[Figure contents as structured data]
>> START

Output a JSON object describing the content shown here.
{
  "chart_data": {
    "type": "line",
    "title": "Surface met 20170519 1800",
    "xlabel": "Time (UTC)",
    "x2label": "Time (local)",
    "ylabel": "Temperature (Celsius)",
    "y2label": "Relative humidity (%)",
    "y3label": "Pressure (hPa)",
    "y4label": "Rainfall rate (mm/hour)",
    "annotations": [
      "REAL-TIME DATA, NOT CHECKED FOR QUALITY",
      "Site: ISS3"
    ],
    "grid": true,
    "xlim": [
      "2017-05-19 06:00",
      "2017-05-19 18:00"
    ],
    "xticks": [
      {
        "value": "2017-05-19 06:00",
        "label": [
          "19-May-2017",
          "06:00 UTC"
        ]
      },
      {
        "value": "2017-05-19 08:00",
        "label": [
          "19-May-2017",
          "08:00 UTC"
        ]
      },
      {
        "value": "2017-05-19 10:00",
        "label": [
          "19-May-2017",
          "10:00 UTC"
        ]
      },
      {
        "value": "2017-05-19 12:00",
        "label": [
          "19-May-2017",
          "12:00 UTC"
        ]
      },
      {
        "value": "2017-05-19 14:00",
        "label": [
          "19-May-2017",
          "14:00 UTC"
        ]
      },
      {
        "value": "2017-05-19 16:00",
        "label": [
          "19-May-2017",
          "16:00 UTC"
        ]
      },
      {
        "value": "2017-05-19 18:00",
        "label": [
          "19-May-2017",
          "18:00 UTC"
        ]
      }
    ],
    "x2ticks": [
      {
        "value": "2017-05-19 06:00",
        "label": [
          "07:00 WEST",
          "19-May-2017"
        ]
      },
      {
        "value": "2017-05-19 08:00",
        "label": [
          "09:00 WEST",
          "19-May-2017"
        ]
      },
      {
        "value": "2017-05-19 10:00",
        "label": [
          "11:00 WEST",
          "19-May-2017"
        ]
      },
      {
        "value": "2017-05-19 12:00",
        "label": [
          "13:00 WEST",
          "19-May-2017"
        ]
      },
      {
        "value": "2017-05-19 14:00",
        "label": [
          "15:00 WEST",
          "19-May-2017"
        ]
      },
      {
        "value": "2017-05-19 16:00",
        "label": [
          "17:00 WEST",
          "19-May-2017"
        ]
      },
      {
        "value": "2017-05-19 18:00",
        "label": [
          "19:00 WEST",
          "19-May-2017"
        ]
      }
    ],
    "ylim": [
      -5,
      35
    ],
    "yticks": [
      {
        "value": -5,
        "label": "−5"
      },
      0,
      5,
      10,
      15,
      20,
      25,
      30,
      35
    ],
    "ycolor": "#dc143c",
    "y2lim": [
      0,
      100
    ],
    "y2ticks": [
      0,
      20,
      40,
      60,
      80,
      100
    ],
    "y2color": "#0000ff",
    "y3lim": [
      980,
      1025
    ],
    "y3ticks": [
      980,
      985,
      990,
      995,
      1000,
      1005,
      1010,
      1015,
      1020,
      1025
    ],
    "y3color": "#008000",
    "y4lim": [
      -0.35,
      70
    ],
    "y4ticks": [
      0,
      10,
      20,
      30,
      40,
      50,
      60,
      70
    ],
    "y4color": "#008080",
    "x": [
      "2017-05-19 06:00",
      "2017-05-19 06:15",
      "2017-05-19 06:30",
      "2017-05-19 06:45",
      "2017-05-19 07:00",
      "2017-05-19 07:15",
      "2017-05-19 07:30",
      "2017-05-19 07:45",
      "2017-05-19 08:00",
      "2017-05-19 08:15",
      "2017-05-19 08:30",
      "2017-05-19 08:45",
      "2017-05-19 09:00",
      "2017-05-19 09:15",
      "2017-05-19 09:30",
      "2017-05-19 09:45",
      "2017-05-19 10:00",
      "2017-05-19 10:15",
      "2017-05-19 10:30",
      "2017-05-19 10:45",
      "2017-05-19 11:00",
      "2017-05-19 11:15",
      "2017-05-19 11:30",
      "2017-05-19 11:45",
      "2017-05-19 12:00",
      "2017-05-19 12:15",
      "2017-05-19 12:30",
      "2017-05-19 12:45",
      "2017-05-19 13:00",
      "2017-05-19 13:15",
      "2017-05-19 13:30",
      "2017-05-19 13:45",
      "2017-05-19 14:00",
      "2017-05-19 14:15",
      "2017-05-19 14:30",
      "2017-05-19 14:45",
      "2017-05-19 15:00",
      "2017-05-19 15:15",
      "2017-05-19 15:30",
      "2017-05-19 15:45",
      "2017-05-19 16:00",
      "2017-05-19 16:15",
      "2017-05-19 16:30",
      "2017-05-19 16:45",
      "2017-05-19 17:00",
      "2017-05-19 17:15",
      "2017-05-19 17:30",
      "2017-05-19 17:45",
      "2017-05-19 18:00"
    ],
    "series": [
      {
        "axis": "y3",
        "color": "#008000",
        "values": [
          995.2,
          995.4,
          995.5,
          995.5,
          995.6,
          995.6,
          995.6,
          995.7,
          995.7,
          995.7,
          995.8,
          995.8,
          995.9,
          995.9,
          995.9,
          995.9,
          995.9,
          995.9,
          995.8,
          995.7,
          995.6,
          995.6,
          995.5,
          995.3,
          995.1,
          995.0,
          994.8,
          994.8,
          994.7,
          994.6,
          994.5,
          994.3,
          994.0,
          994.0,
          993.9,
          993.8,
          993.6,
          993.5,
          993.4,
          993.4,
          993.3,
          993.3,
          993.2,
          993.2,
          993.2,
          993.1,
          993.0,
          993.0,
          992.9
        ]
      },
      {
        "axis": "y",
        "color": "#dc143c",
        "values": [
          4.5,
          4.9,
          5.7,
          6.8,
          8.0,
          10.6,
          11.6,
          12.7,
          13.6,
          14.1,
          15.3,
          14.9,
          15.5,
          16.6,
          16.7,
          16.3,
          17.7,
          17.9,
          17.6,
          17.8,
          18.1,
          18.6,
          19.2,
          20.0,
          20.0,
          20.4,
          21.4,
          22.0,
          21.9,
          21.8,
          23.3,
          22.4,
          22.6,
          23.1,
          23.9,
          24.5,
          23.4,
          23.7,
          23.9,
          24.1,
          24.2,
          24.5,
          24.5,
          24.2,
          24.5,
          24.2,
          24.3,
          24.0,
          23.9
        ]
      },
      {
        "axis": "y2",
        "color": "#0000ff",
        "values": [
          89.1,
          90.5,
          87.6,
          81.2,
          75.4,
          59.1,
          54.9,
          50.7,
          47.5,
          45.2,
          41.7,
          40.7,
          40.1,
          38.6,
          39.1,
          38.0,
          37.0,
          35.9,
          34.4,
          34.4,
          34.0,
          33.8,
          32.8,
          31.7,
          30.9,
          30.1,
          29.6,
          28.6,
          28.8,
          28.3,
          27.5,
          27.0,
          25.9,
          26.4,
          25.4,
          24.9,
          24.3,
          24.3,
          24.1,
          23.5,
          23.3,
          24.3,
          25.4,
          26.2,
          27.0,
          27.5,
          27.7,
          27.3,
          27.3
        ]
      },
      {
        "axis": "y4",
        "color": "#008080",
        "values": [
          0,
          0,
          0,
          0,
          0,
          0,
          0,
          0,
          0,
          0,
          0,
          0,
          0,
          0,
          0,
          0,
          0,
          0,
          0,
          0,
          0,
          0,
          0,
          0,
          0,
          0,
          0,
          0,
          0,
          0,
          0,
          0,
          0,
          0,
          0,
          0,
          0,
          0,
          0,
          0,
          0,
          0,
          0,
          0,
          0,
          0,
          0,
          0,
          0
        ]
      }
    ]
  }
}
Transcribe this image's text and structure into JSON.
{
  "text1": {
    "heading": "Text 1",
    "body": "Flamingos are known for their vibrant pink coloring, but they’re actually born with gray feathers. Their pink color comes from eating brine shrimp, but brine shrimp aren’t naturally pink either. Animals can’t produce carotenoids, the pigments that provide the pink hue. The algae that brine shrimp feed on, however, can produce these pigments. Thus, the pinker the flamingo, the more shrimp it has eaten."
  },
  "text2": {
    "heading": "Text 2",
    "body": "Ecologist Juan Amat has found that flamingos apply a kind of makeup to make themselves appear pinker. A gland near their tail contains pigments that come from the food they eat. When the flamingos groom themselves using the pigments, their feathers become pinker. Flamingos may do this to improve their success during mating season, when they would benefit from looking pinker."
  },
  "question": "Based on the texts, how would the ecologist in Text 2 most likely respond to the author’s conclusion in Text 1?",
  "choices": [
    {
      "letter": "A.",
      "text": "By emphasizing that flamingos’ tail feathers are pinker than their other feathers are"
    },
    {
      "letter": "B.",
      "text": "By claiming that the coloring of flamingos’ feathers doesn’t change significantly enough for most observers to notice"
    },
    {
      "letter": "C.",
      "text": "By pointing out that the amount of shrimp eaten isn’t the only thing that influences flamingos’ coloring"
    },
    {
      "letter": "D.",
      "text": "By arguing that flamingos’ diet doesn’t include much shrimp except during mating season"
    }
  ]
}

>> END

WRITTEN PROBLEM: Say how many lines in the records hold "during", with the number as the whole reply.

SOLUTION TO THIS EXERCISE: 2